- **GIVEN TASK**
Output every record word for word.

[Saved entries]
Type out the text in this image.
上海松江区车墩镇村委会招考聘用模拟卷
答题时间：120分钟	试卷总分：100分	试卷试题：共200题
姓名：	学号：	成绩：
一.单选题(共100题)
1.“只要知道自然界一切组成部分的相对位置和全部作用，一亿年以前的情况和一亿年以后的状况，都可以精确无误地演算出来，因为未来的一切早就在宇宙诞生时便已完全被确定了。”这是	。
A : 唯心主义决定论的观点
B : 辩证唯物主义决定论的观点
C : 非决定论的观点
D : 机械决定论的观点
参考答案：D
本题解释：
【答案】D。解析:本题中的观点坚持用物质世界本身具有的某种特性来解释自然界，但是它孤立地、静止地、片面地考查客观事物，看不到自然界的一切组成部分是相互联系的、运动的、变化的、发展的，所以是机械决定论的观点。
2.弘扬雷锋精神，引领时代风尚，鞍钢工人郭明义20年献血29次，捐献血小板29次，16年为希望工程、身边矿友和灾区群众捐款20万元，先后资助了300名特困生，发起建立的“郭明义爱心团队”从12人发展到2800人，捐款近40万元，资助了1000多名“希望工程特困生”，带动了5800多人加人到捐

- **COMPLETE ANSWER**
Type out the text in this image.
上海松江区车墩镇村委会招考聘用模拟卷
答题时间：120分钟	试卷总分：100分	试卷试题：共200题
姓名：	学号：	成绩：
一.单选题(共100题)
1.“只要知道自然界一切组成部分的相对位置和全部作用，一亿年以前的情况和一亿年以后的状况，都可以精确无误地演算出来，因为未来的一切早就在宇宙诞生时便已完全被确定了。”这是	。
A : 唯心主义决定论的观点
B : 辩证唯物主义决定论的观点
C : 非决定论的观点
D : 机械决定论的观点
参考答案：D
本题解释：
【答案】D。解析:本题中的观点坚持用物质世界本身具有的某种特性来解释自然界，但是它孤立地、静止地、片面地考查客观事物，看不到自然界的一切组成部分是相互联系的、运动的、变化的、发展的，所以是机械决定论的观点。
2.弘扬雷锋精神，引领时代风尚，鞍钢工人郭明义20年献血29次，捐献血小板29次，16年为希望工程、身边矿友和灾区群众捐款20万元，先后资助了300名特困生，发起建立的“郭明义爱心团队”从12人发展到2800人，捐款近40万元，资助了1000多名“希望工程特困生”，带动了5800多人加人到捐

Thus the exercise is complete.